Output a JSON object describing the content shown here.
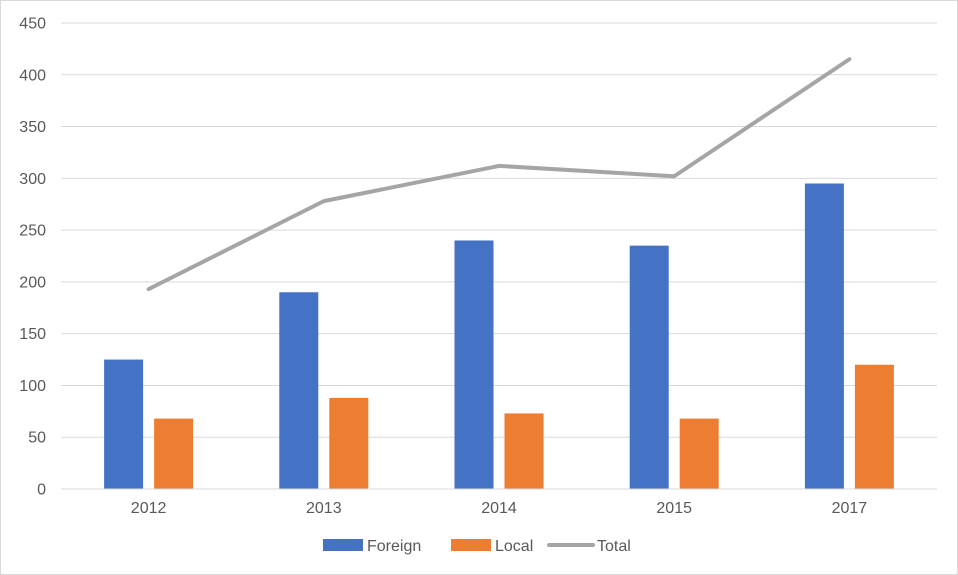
{
  "chart_data": {
    "type": "bar",
    "categories": [
      "2012",
      "2013",
      "2014",
      "2015",
      "2017"
    ],
    "series": [
      {
        "name": "Foreign",
        "type": "bar",
        "color": "#4472c4",
        "values": [
          125,
          190,
          240,
          235,
          295
        ]
      },
      {
        "name": "Local",
        "type": "bar",
        "color": "#ed7d31",
        "values": [
          68,
          88,
          73,
          68,
          120
        ]
      },
      {
        "name": "Total",
        "type": "line",
        "color": "#a5a5a5",
        "values": [
          193,
          278,
          312,
          302,
          415
        ]
      }
    ],
    "ylim": [
      0,
      450
    ],
    "yticks": [
      0,
      50,
      100,
      150,
      200,
      250,
      300,
      350,
      400,
      450
    ],
    "grid": true,
    "legend_position": "bottom"
  }
}
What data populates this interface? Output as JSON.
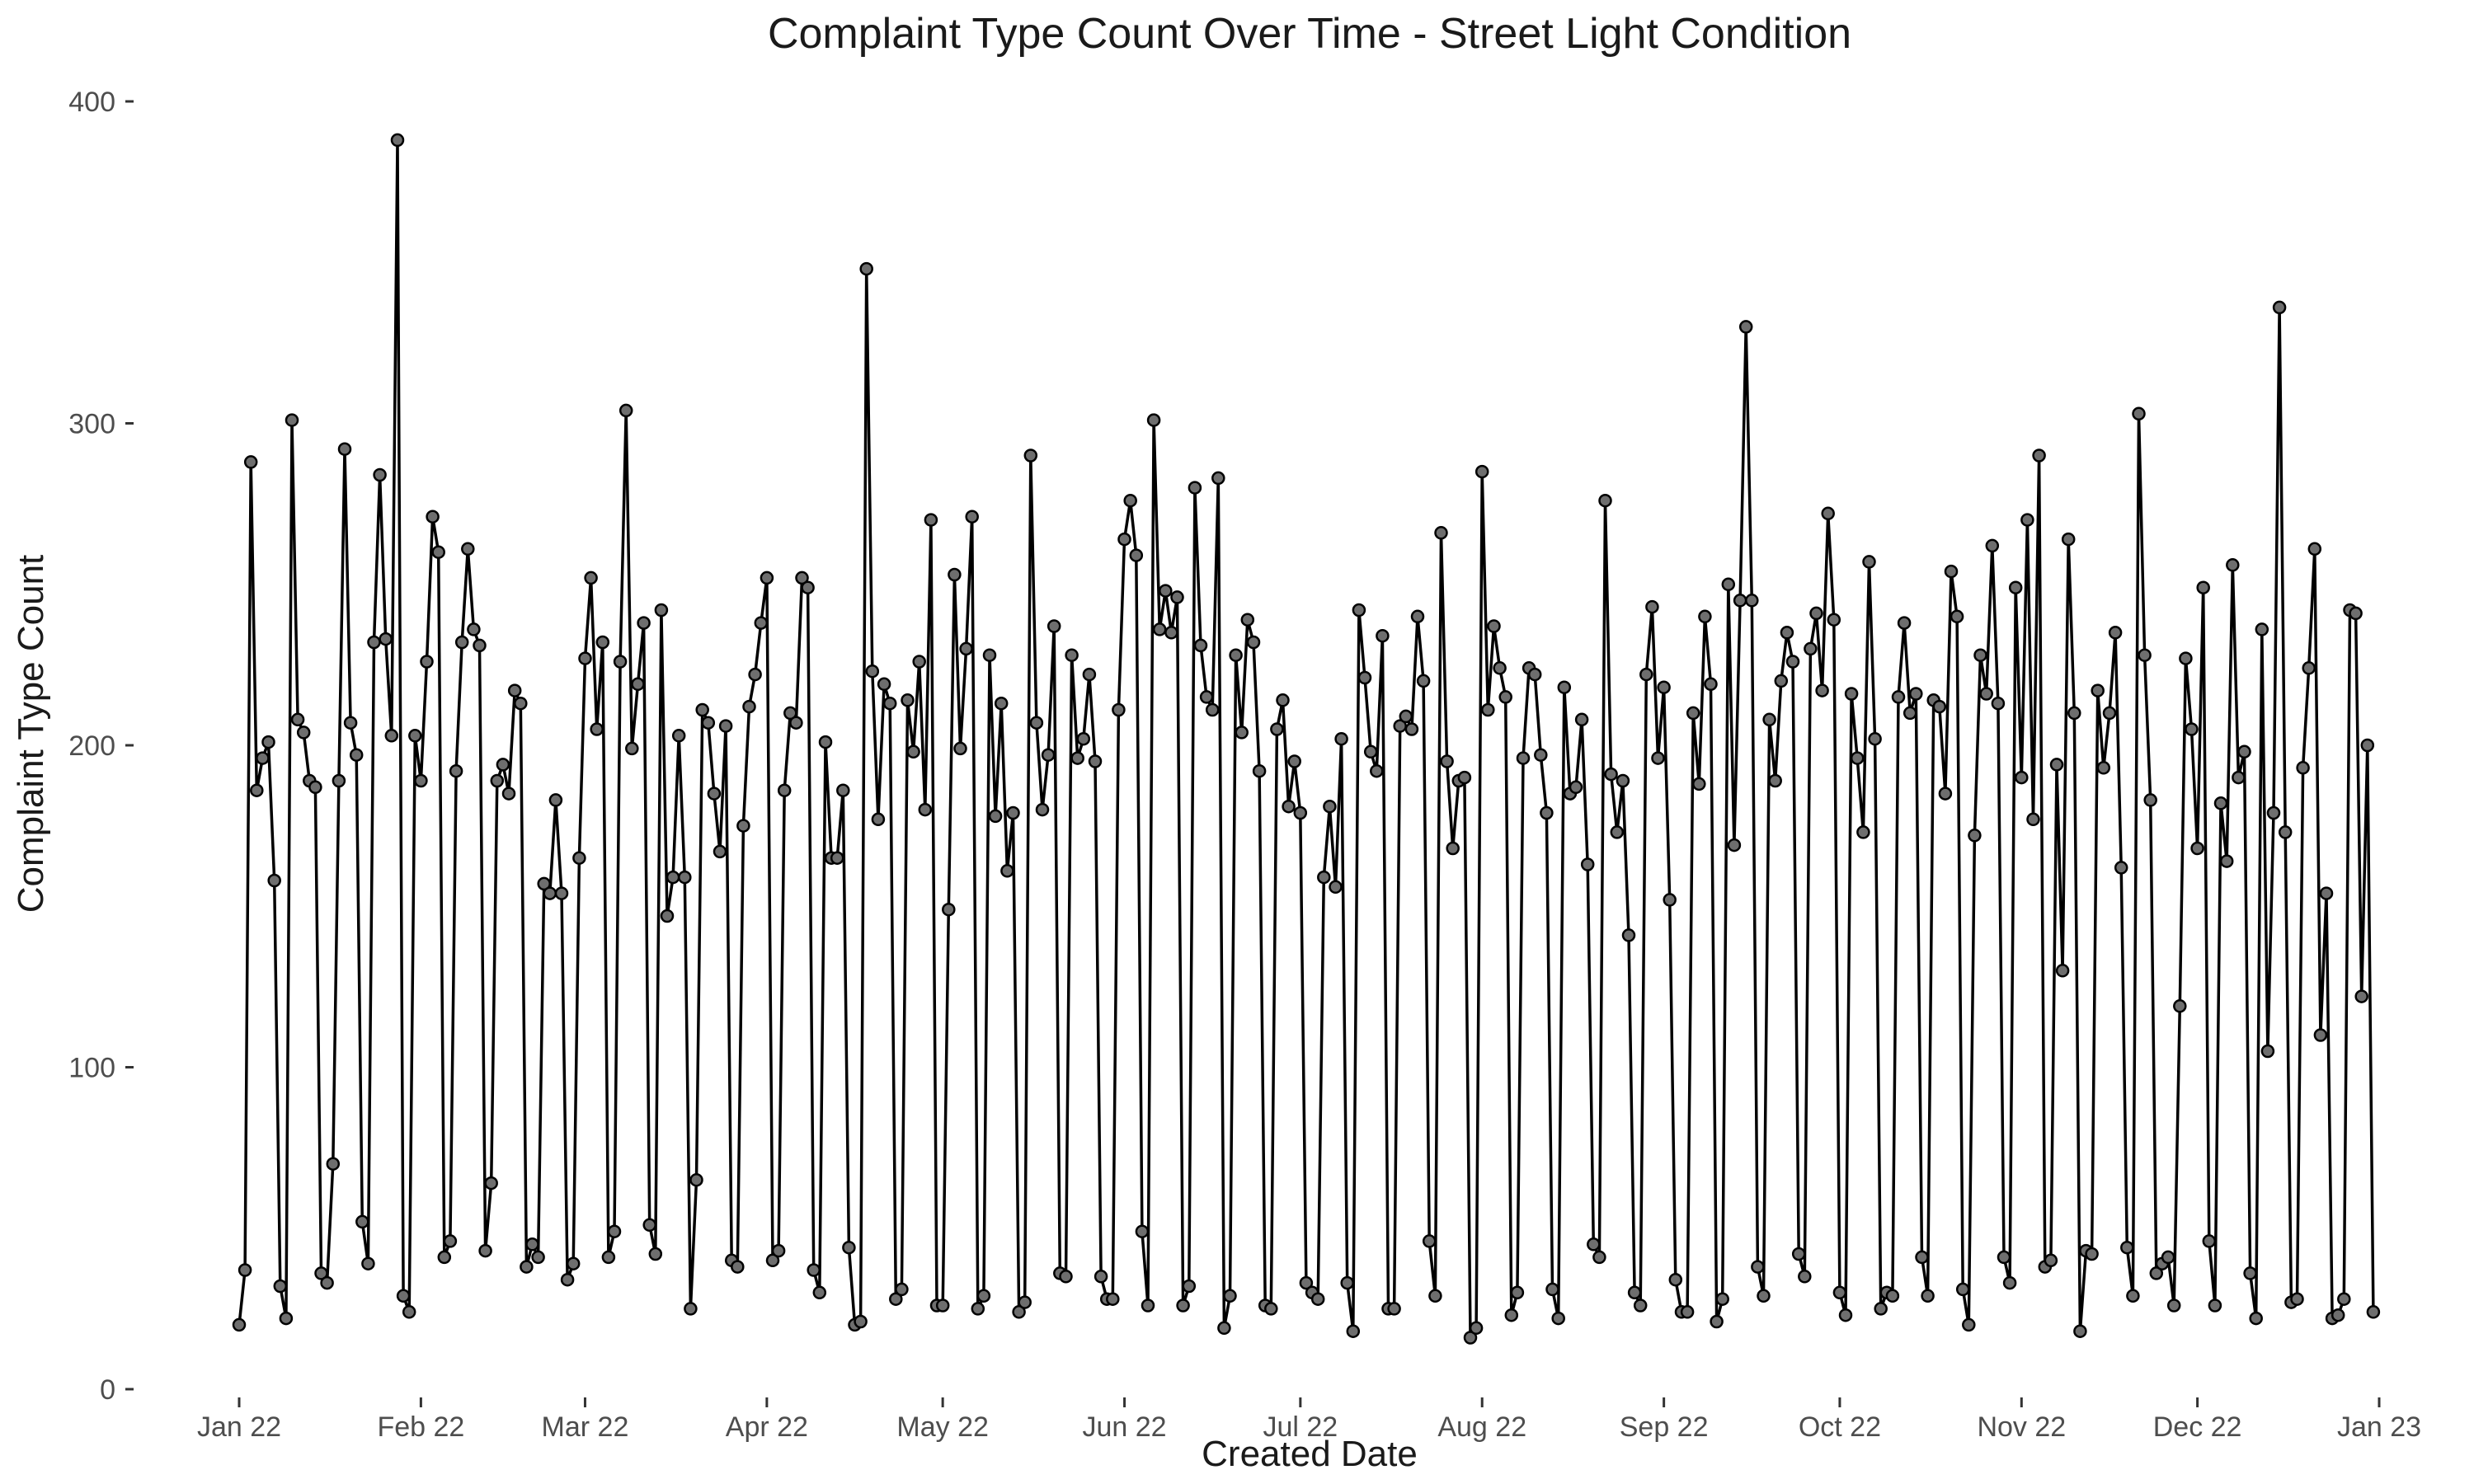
{
  "chart_data": {
    "type": "line",
    "title": "Complaint Type Count Over Time - Street Light Condition",
    "xlabel": "Created Date",
    "ylabel": "Complaint Type Count",
    "ylim": [
      0,
      400
    ],
    "xlim": [
      "2022-01-01",
      "2023-01-01"
    ],
    "yticks": [
      0,
      100,
      200,
      300,
      400
    ],
    "xticks": [
      {
        "date": "2022-01-01",
        "label": "Jan 22"
      },
      {
        "date": "2022-02-01",
        "label": "Feb 22"
      },
      {
        "date": "2022-03-01",
        "label": "Mar 22"
      },
      {
        "date": "2022-04-01",
        "label": "Apr 22"
      },
      {
        "date": "2022-05-01",
        "label": "May 22"
      },
      {
        "date": "2022-06-01",
        "label": "Jun 22"
      },
      {
        "date": "2022-07-01",
        "label": "Jul 22"
      },
      {
        "date": "2022-08-01",
        "label": "Aug 22"
      },
      {
        "date": "2022-09-01",
        "label": "Sep 22"
      },
      {
        "date": "2022-10-01",
        "label": "Oct 22"
      },
      {
        "date": "2022-11-01",
        "label": "Nov 22"
      },
      {
        "date": "2022-12-01",
        "label": "Dec 22"
      },
      {
        "date": "2023-01-01",
        "label": "Jan 23"
      }
    ],
    "grid": false,
    "line_color": "#000000",
    "point_color": "#6e6e6e",
    "series": [
      {
        "start_date": "2022-01-01",
        "values": [
          20,
          37,
          288,
          186,
          196,
          201,
          158,
          32,
          22,
          301,
          208,
          204,
          189,
          187,
          36,
          33,
          70,
          189,
          292,
          207,
          197,
          52,
          39,
          232,
          284,
          233,
          203,
          388,
          29,
          24,
          203,
          189,
          226,
          271,
          260,
          41,
          46,
          192,
          232,
          261,
          236,
          231,
          43,
          64,
          189,
          194,
          185,
          217,
          213,
          38,
          45,
          41,
          157,
          154,
          183,
          154,
          34,
          39,
          165,
          227,
          252,
          205,
          232,
          41,
          49,
          226,
          304,
          199,
          219,
          238,
          51,
          42,
          242,
          147,
          159,
          203,
          159,
          25,
          65,
          211,
          207,
          185,
          167,
          206,
          40,
          38,
          175,
          212,
          222,
          238,
          252,
          40,
          43,
          186,
          210,
          207,
          252,
          249,
          37,
          30,
          201,
          165,
          165,
          186,
          44,
          20,
          21,
          348,
          223,
          177,
          219,
          213,
          28,
          31,
          214,
          198,
          226,
          180,
          270,
          26,
          26,
          149,
          253,
          199,
          230,
          271,
          25,
          29,
          228,
          178,
          213,
          161,
          179,
          24,
          27,
          290,
          207,
          180,
          197,
          237,
          36,
          35,
          228,
          196,
          202,
          222,
          195,
          35,
          28,
          28,
          211,
          264,
          276,
          259,
          49,
          26,
          301,
          236,
          248,
          235,
          246,
          26,
          32,
          280,
          231,
          215,
          211,
          283,
          19,
          29,
          228,
          204,
          239,
          232,
          192,
          26,
          25,
          205,
          214,
          181,
          195,
          179,
          33,
          30,
          28,
          159,
          181,
          156,
          202,
          33,
          18,
          242,
          221,
          198,
          192,
          234,
          25,
          25,
          206,
          209,
          205,
          240,
          220,
          46,
          29,
          266,
          195,
          168,
          189,
          190,
          16,
          19,
          285,
          211,
          237,
          224,
          215,
          23,
          30,
          196,
          224,
          222,
          197,
          179,
          31,
          22,
          218,
          185,
          187,
          208,
          163,
          45,
          41,
          276,
          191,
          173,
          189,
          141,
          30,
          26,
          222,
          243,
          196,
          218,
          152,
          34,
          24,
          24,
          210,
          188,
          240,
          219,
          21,
          28,
          250,
          169,
          245,
          330,
          245,
          38,
          29,
          208,
          189,
          220,
          235,
          226,
          42,
          35,
          230,
          241,
          217,
          272,
          239,
          30,
          23,
          216,
          196,
          173,
          257,
          202,
          25,
          30,
          29,
          215,
          238,
          210,
          216,
          41,
          29,
          214,
          212,
          185,
          254,
          240,
          31,
          20,
          172,
          228,
          216,
          262,
          213,
          41,
          33,
          249,
          190,
          270,
          177,
          290,
          38,
          40,
          194,
          130,
          264,
          210,
          18,
          43,
          42,
          217,
          193,
          210,
          235,
          162,
          44,
          29,
          303,
          228,
          183,
          36,
          39,
          41,
          26,
          119,
          227,
          205,
          168,
          249,
          46,
          26,
          182,
          164,
          256,
          190,
          198,
          36,
          22,
          236,
          105,
          179,
          336,
          173,
          27,
          28,
          193,
          224,
          261,
          110,
          154,
          22,
          23,
          28,
          242,
          241,
          122,
          200,
          24
        ]
      }
    ]
  }
}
++++++
DIRECTIONS:
Print the complete listing exactly, apart from any pictures.

ANSWER TO THE TASK:
Output a JSON object describing the content shown here.
{
  "chart_data": {
    "type": "bar",
    "categories": [
      "2012",
      "2013",
      "2014",
      "2015",
      "2017"
    ],
    "series": [
      {
        "name": "Foreign",
        "type": "bar",
        "color": "#4472c4",
        "values": [
          125,
          190,
          240,
          235,
          295
        ]
      },
      {
        "name": "Local",
        "type": "bar",
        "color": "#ed7d31",
        "values": [
          68,
          88,
          73,
          68,
          120
        ]
      },
      {
        "name": "Total",
        "type": "line",
        "color": "#a5a5a5",
        "values": [
          193,
          278,
          312,
          302,
          415
        ]
      }
    ],
    "ylim": [
      0,
      450
    ],
    "yticks": [
      0,
      50,
      100,
      150,
      200,
      250,
      300,
      350,
      400,
      450
    ],
    "grid": true,
    "legend_position": "bottom"
  }
}
What data populates this interface? Output as JSON.
{
  "chart_data": {
    "type": "line",
    "title": "Complaint Type Count Over Time - Street Light Condition",
    "xlabel": "Created Date",
    "ylabel": "Complaint Type Count",
    "ylim": [
      0,
      400
    ],
    "xlim": [
      "2022-01-01",
      "2023-01-01"
    ],
    "yticks": [
      0,
      100,
      200,
      300,
      400
    ],
    "xticks": [
      {
        "date": "2022-01-01",
        "label": "Jan 22"
      },
      {
        "date": "2022-02-01",
        "label": "Feb 22"
      },
      {
        "date": "2022-03-01",
        "label": "Mar 22"
      },
      {
        "date": "2022-04-01",
        "label": "Apr 22"
      },
      {
        "date": "2022-05-01",
        "label": "May 22"
      },
      {
        "date": "2022-06-01",
        "label": "Jun 22"
      },
      {
        "date": "2022-07-01",
        "label": "Jul 22"
      },
      {
        "date": "2022-08-01",
        "label": "Aug 22"
      },
      {
        "date": "2022-09-01",
        "label": "Sep 22"
      },
      {
        "date": "2022-10-01",
        "label": "Oct 22"
      },
      {
        "date": "2022-11-01",
        "label": "Nov 22"
      },
      {
        "date": "2022-12-01",
        "label": "Dec 22"
      },
      {
        "date": "2023-01-01",
        "label": "Jan 23"
      }
    ],
    "grid": false,
    "line_color": "#000000",
    "point_color": "#6e6e6e",
    "series": [
      {
        "start_date": "2022-01-01",
        "values": [
          20,
          37,
          288,
          186,
          196,
          201,
          158,
          32,
          22,
          301,
          208,
          204,
          189,
          187,
          36,
          33,
          70,
          189,
          292,
          207,
          197,
          52,
          39,
          232,
          284,
          233,
          203,
          388,
          29,
          24,
          203,
          189,
          226,
          271,
          260,
          41,
          46,
          192,
          232,
          261,
          236,
          231,
          43,
          64,
          189,
          194,
          185,
          217,
          213,
          38,
          45,
          41,
          157,
          154,
          183,
          154,
          34,
          39,
          165,
          227,
          252,
          205,
          232,
          41,
          49,
          226,
          304,
          199,
          219,
          238,
          51,
          42,
          242,
          147,
          159,
          203,
          159,
          25,
          65,
          211,
          207,
          185,
          167,
          206,
          40,
          38,
          175,
          212,
          222,
          238,
          252,
          40,
          43,
          186,
          210,
          207,
          252,
          249,
          37,
          30,
          201,
          165,
          165,
          186,
          44,
          20,
          21,
          348,
          223,
          177,
          219,
          213,
          28,
          31,
          214,
          198,
          226,
          180,
          270,
          26,
          26,
          149,
          253,
          199,
          230,
          271,
          25,
          29,
          228,
          178,
          213,
          161,
          179,
          24,
          27,
          290,
          207,
          180,
          197,
          237,
          36,
          35,
          228,
          196,
          202,
          222,
          195,
          35,
          28,
          28,
          211,
          264,
          276,
          259,
          49,
          26,
          301,
          236,
          248,
          235,
          246,
          26,
          32,
          280,
          231,
          215,
          211,
          283,
          19,
          29,
          228,
          204,
          239,
          232,
          192,
          26,
          25,
          205,
          214,
          181,
          195,
          179,
          33,
          30,
          28,
          159,
          181,
          156,
          202,
          33,
          18,
          242,
          221,
          198,
          192,
          234,
          25,
          25,
          206,
          209,
          205,
          240,
          220,
          46,
          29,
          266,
          195,
          168,
          189,
          190,
          16,
          19,
          285,
          211,
          237,
          224,
          215,
          23,
          30,
          196,
          224,
          222,
          197,
          179,
          31,
          22,
          218,
          185,
          187,
          208,
          163,
          45,
          41,
          276,
          191,
          173,
          189,
          141,
          30,
          26,
          222,
          243,
          196,
          218,
          152,
          34,
          24,
          24,
          210,
          188,
          240,
          219,
          21,
          28,
          250,
          169,
          245,
          330,
          245,
          38,
          29,
          208,
          189,
          220,
          235,
          226,
          42,
          35,
          230,
          241,
          217,
          272,
          239,
          30,
          23,
          216,
          196,
          173,
          257,
          202,
          25,
          30,
          29,
          215,
          238,
          210,
          216,
          41,
          29,
          214,
          212,
          185,
          254,
          240,
          31,
          20,
          172,
          228,
          216,
          262,
          213,
          41,
          33,
          249,
          190,
          270,
          177,
          290,
          38,
          40,
          194,
          130,
          264,
          210,
          18,
          43,
          42,
          217,
          193,
          210,
          235,
          162,
          44,
          29,
          303,
          228,
          183,
          36,
          39,
          41,
          26,
          119,
          227,
          205,
          168,
          249,
          46,
          26,
          182,
          164,
          256,
          190,
          198,
          36,
          22,
          236,
          105,
          179,
          336,
          173,
          27,
          28,
          193,
          224,
          261,
          110,
          154,
          22,
          23,
          28,
          242,
          241,
          122,
          200,
          24
        ]
      }
    ]
  }
}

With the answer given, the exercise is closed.